→ **What is asked**
The records that follow are to be repeated without alteration.

+-------+

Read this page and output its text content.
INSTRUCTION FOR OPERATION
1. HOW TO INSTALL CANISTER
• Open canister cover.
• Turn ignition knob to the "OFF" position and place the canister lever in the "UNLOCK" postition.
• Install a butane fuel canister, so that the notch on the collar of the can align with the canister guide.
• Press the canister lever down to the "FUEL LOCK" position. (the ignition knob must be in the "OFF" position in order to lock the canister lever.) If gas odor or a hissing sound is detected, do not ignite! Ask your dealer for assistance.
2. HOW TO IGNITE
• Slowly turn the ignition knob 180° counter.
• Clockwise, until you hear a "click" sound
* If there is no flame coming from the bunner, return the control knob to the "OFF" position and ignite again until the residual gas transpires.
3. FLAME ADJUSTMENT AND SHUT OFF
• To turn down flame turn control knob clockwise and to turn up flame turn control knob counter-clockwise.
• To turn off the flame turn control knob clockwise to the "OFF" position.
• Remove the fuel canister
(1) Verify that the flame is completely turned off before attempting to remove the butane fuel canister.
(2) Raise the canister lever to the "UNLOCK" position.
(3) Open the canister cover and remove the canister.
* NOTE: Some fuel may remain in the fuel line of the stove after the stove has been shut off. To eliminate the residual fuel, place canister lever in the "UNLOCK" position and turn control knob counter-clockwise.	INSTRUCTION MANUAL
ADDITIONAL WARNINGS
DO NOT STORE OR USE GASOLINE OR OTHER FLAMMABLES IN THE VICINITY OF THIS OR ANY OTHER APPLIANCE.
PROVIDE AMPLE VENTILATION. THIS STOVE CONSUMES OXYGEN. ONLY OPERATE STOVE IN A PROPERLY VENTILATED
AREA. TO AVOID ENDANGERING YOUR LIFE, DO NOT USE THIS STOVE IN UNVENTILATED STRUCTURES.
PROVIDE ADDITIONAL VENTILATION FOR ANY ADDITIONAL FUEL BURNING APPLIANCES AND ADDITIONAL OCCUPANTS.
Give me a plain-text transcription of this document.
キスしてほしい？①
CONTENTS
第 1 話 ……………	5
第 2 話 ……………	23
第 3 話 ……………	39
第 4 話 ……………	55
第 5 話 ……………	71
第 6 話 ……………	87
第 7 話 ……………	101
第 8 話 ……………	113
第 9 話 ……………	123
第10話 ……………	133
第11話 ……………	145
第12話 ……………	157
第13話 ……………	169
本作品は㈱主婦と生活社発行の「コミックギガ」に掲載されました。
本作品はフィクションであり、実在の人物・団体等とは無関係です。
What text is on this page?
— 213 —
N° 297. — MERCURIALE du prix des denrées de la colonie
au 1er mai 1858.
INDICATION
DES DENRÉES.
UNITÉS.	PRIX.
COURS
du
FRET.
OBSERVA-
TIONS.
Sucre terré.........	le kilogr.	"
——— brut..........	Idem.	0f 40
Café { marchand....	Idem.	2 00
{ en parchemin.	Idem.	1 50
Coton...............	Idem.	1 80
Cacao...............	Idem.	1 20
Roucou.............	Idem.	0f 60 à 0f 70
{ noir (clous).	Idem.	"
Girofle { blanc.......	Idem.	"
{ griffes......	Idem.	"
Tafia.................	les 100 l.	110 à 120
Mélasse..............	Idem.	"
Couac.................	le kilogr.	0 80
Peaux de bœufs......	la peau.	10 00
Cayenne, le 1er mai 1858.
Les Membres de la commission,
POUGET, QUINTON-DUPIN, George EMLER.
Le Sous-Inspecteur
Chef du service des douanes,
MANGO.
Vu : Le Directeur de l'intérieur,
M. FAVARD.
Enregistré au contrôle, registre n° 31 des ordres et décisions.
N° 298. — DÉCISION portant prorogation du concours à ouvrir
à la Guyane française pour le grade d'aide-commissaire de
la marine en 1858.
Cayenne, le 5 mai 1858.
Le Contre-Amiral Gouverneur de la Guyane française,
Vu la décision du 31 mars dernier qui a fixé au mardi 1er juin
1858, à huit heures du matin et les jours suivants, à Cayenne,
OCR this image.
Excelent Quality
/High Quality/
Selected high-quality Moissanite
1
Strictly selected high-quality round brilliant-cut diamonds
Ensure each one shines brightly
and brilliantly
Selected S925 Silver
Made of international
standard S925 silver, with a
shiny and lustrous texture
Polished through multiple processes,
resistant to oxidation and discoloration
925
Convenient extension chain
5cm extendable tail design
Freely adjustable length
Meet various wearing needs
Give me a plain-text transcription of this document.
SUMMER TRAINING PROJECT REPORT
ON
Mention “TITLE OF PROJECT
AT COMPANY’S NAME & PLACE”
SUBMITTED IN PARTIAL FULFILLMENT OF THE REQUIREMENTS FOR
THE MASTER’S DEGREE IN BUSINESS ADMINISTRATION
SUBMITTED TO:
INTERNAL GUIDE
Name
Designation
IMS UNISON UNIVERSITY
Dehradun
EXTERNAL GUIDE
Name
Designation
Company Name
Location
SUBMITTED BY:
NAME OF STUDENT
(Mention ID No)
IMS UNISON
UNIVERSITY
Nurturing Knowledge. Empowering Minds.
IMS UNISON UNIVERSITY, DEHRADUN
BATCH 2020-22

+-------+

→ **Written solution**
Read this page and output its text content.
INSTRUCTION FOR OPERATION
1. HOW TO INSTALL CANISTER
• Open canister cover.
• Turn ignition knob to the "OFF" position and place the canister lever in the "UNLOCK" postition.
• Install a butane fuel canister, so that the notch on the collar of the can align with the canister guide.
• Press the canister lever down to the "FUEL LOCK" position. (the ignition knob must be in the "OFF" position in order to lock the canister lever.) If gas odor or a hissing sound is detected, do not ignite! Ask your dealer for assistance.
2. HOW TO IGNITE
• Slowly turn the ignition knob 180° counter.
• Clockwise, until you hear a "click" sound
* If there is no flame coming from the bunner, return the control knob to the "OFF" position and ignite again until the residual gas transpires.
3. FLAME ADJUSTMENT AND SHUT OFF
• To turn down flame turn control knob clockwise and to turn up flame turn control knob counter-clockwise.
• To turn off the flame turn control knob clockwise to the "OFF" position.
• Remove the fuel canister
(1) Verify that the flame is completely turned off before attempting to remove the butane fuel canister.
(2) Raise the canister lever to the "UNLOCK" position.
(3) Open the canister cover and remove the canister.
* NOTE: Some fuel may remain in the fuel line of the stove after the stove has been shut off. To eliminate the residual fuel, place canister lever in the "UNLOCK" position and turn control knob counter-clockwise.	INSTRUCTION MANUAL
ADDITIONAL WARNINGS
DO NOT STORE OR USE GASOLINE OR OTHER FLAMMABLES IN THE VICINITY OF THIS OR ANY OTHER APPLIANCE.
PROVIDE AMPLE VENTILATION. THIS STOVE CONSUMES OXYGEN. ONLY OPERATE STOVE IN A PROPERLY VENTILATED
AREA. TO AVOID ENDANGERING YOUR LIFE, DO NOT USE THIS STOVE IN UNVENTILATED STRUCTURES.
PROVIDE ADDITIONAL VENTILATION FOR ANY ADDITIONAL FUEL BURNING APPLIANCES AND ADDITIONAL OCCUPANTS.
Give me a plain-text transcription of this document.
キスしてほしい？①
CONTENTS
第 1 話 ……………	5
第 2 話 ……………	23
第 3 話 ……………	39
第 4 話 ……………	55
第 5 話 ……………	71
第 6 話 ……………	87
第 7 話 ……………	101
第 8 話 ……………	113
第 9 話 ……………	123
第10話 ……………	133
第11話 ……………	145
第12話 ……………	157
第13話 ……………	169
本作品は㈱主婦と生活社発行の「コミックギガ」に掲載されました。
本作品はフィクションであり、実在の人物・団体等とは無関係です。
What text is on this page?
— 213 —
N° 297. — MERCURIALE du prix des denrées de la colonie
au 1er mai 1858.
INDICATION
DES DENRÉES.
UNITÉS.	PRIX.
COURS
du
FRET.
OBSERVA-
TIONS.
Sucre terré.........	le kilogr.	"
——— brut..........	Idem.	0f 40
Café { marchand....	Idem.	2 00
{ en parchemin.	Idem.	1 50
Coton...............	Idem.	1 80
Cacao...............	Idem.	1 20
Roucou.............	Idem.	0f 60 à 0f 70
{ noir (clous).	Idem.	"
Girofle { blanc.......	Idem.	"
{ griffes......	Idem.	"
Tafia.................	les 100 l.	110 à 120
Mélasse..............	Idem.	"
Couac.................	le kilogr.	0 80
Peaux de bœufs......	la peau.	10 00
Cayenne, le 1er mai 1858.
Les Membres de la commission,
POUGET, QUINTON-DUPIN, George EMLER.
Le Sous-Inspecteur
Chef du service des douanes,
MANGO.
Vu : Le Directeur de l'intérieur,
M. FAVARD.
Enregistré au contrôle, registre n° 31 des ordres et décisions.
N° 298. — DÉCISION portant prorogation du concours à ouvrir
à la Guyane française pour le grade d'aide-commissaire de
la marine en 1858.
Cayenne, le 5 mai 1858.
Le Contre-Amiral Gouverneur de la Guyane française,
Vu la décision du 31 mars dernier qui a fixé au mardi 1er juin
1858, à huit heures du matin et les jours suivants, à Cayenne,
OCR this image.
Excelent Quality
/High Quality/
Selected high-quality Moissanite
1
Strictly selected high-quality round brilliant-cut diamonds
Ensure each one shines brightly
and brilliantly
Selected S925 Silver
Made of international
standard S925 silver, with a
shiny and lustrous texture
Polished through multiple processes,
resistant to oxidation and discoloration
925
Convenient extension chain
5cm extendable tail design
Freely adjustable length
Meet various wearing needs
Give me a plain-text transcription of this document.
SUMMER TRAINING PROJECT REPORT
ON
Mention “TITLE OF PROJECT
AT COMPANY’S NAME & PLACE”
SUBMITTED IN PARTIAL FULFILLMENT OF THE REQUIREMENTS FOR
THE MASTER’S DEGREE IN BUSINESS ADMINISTRATION
SUBMITTED TO:
INTERNAL GUIDE
Name
Designation
IMS UNISON UNIVERSITY
Dehradun
EXTERNAL GUIDE
Name
Designation
Company Name
Location
SUBMITTED BY:
NAME OF STUDENT
(Mention ID No)
IMS UNISON
UNIVERSITY
Nurturing Knowledge. Empowering Minds.
IMS UNISON UNIVERSITY, DEHRADUN
BATCH 2020-22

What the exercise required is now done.